## Record list
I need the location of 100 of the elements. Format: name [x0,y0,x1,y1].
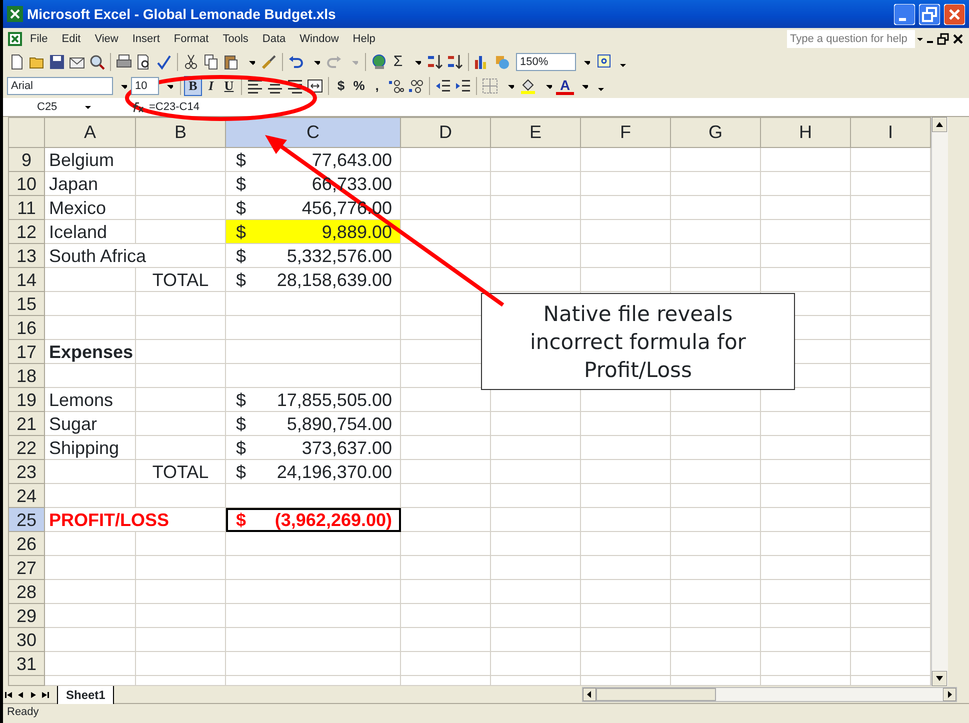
currency-symbol: $ [236,220,246,242]
help-search-field[interactable]: Type a question for help [787,30,915,48]
row-header[interactable]: 26 [8,532,44,556]
menu-item[interactable]: Format [166,30,216,48]
currency-symbol: $ [236,508,246,530]
increase-decimal-icon[interactable] [388,78,404,94]
name-box[interactable]: C25 [3,98,83,116]
table-cell: TOTAL [136,268,226,292]
restore-button[interactable] [919,4,940,24]
row-header[interactable]: 22 [8,436,44,460]
menu-item[interactable]: Insert [125,30,167,48]
currency-symbol: $ [236,172,246,194]
sheet-tab[interactable]: Sheet1 [57,686,114,704]
menu-item[interactable]: Tools [216,30,256,48]
help-icon[interactable] [596,54,612,70]
comma-button[interactable]: , [368,76,386,96]
scroll-down-arrow[interactable] [932,671,947,686]
column-header[interactable]: C [226,118,400,148]
save-icon[interactable] [49,54,65,70]
insert-function-icon[interactable] [131,101,145,113]
formula-field[interactable]: =C23-C14 [149,98,969,116]
fill-bucket-icon[interactable] [520,78,536,94]
row-header[interactable]: 18 [8,364,44,388]
menu-item[interactable]: Help [346,30,382,48]
currency-symbol: $ [236,244,246,266]
column-header[interactable]: E [490,118,580,148]
clipboard-icon[interactable] [223,54,239,70]
row-header[interactable]: 24 [8,484,44,508]
row-header[interactable]: 13 [8,244,44,268]
increase-indent-icon[interactable] [455,78,471,94]
font-color-button[interactable]: A [556,77,574,95]
menu-item[interactable]: Data [255,30,293,48]
column-header[interactable]: G [670,118,760,148]
autosum-button[interactable]: Σ [389,52,407,72]
printer-icon[interactable] [116,54,132,70]
merge-center-icon[interactable] [307,78,323,94]
table-cell: 24,196,370.00 [276,460,392,482]
row-header[interactable]: 10 [8,172,44,196]
font-box[interactable]: Arial [7,77,113,95]
italic-button[interactable]: I [202,76,220,96]
align-right-icon[interactable] [287,78,303,94]
column-header[interactable]: F [580,118,670,148]
row-header[interactable]: 16 [8,316,44,340]
currency-button[interactable]: $ [332,76,350,96]
column-header[interactable]: D [400,118,490,148]
row-header[interactable]: 30 [8,628,44,652]
new-document-icon[interactable] [9,54,25,70]
align-left-icon[interactable] [247,78,263,94]
undo-icon[interactable] [288,54,304,70]
decrease-decimal-icon[interactable] [408,78,424,94]
scroll-up-arrow[interactable] [932,117,947,132]
row-header[interactable]: 15 [8,292,44,316]
row-header[interactable]: 17 [8,340,44,364]
row-header[interactable]: 28 [8,580,44,604]
horizontal-scrollbar[interactable] [582,687,957,702]
font-size-box[interactable]: 10 [131,77,159,95]
restore-icon[interactable] [937,33,951,45]
last-sheet-icon[interactable] [39,690,51,700]
table-cell: South Africa [44,244,226,268]
zoom-box[interactable]: 150% [516,53,576,71]
column-header[interactable]: B [136,118,226,148]
menu-item[interactable]: File [23,30,55,48]
globe-icon[interactable] [371,54,387,70]
currency-symbol: $ [236,148,246,170]
row-header[interactable]: 23 [8,460,44,484]
column-header[interactable]: H [760,118,850,148]
paintbrush-icon[interactable] [261,54,277,70]
row-header[interactable]: 14 [8,268,44,292]
vertical-scrollbar[interactable] [931,117,948,686]
copy-icon[interactable] [203,54,219,70]
magnifier-icon[interactable] [89,54,105,70]
row-header[interactable]: 29 [8,604,44,628]
table-cell: (3,962,269.00) [274,508,392,530]
scissors-icon[interactable] [183,54,199,70]
sort-ascending-icon[interactable] [427,54,443,70]
decrease-indent-icon[interactable] [435,78,451,94]
menu-item[interactable]: View [88,30,126,48]
scroll-left-arrow[interactable] [583,688,596,701]
spelling-check-icon[interactable] [156,54,172,70]
menu-item[interactable]: Edit [54,30,88,48]
row-header[interactable]: 31 [8,652,44,676]
sort-descending-icon[interactable] [447,54,463,70]
column-header[interactable]: I [850,118,930,148]
first-sheet-icon[interactable] [3,690,15,700]
menu-item[interactable]: Window [292,30,346,48]
row-header[interactable]: 12 [8,220,44,244]
row-header[interactable]: 11 [8,196,44,220]
close-icon[interactable] [951,33,965,45]
underline-button[interactable]: U [220,76,238,96]
row-header[interactable]: 25 [8,508,44,532]
column-header[interactable]: A [44,118,136,148]
table-cell: 5,332,576.00 [286,244,392,266]
percent-button[interactable]: % [350,76,368,96]
minimize-button[interactable] [894,4,915,24]
row-header[interactable]: 9 [8,148,44,172]
close-button[interactable] [944,4,965,24]
row-header[interactable]: 27 [8,556,44,580]
scroll-right-arrow[interactable] [943,688,956,701]
row-header[interactable]: 21 [8,412,44,436]
row-header[interactable]: 19 [8,388,44,412]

## What you are asked to do
Copy out everything from the line containing "currency-symbol: $ [236,220,246,242]" down to the line containing "increase-indent-icon[interactable] [455,78,471,94]", both included, reproducing each line verbatim.

## Exercise response
currency-symbol: $ [236,220,246,242]
help-search-field[interactable]: Type a question for help [787,30,915,48]
row-header[interactable]: 26 [8,532,44,556]
menu-item[interactable]: Format [166,30,216,48]
currency-symbol: $ [236,508,246,530]
increase-decimal-icon[interactable] [388,78,404,94]
name-box[interactable]: C25 [3,98,83,116]
table-cell: TOTAL [136,268,226,292]
restore-button[interactable] [919,4,940,24]
row-header[interactable]: 22 [8,436,44,460]
menu-item[interactable]: Insert [125,30,167,48]
currency-symbol: $ [236,172,246,194]
sheet-tab[interactable]: Sheet1 [57,686,114,704]
menu-item[interactable]: Tools [216,30,256,48]
help-icon[interactable] [596,54,612,70]
comma-button[interactable]: , [368,76,386,96]
scroll-down-arrow[interactable] [932,671,947,686]
column-header[interactable]: C [226,118,400,148]
save-icon[interactable] [49,54,65,70]
insert-function-icon[interactable] [131,101,145,113]
formula-field[interactable]: =C23-C14 [149,98,969,116]
fill-bucket-icon[interactable] [520,78,536,94]
row-header[interactable]: 18 [8,364,44,388]
menu-item[interactable]: Help [346,30,382,48]
currency-symbol: $ [236,244,246,266]
column-header[interactable]: E [490,118,580,148]
clipboard-icon[interactable] [223,54,239,70]
row-header[interactable]: 24 [8,484,44,508]
row-header[interactable]: 13 [8,244,44,268]
increase-indent-icon[interactable] [455,78,471,94]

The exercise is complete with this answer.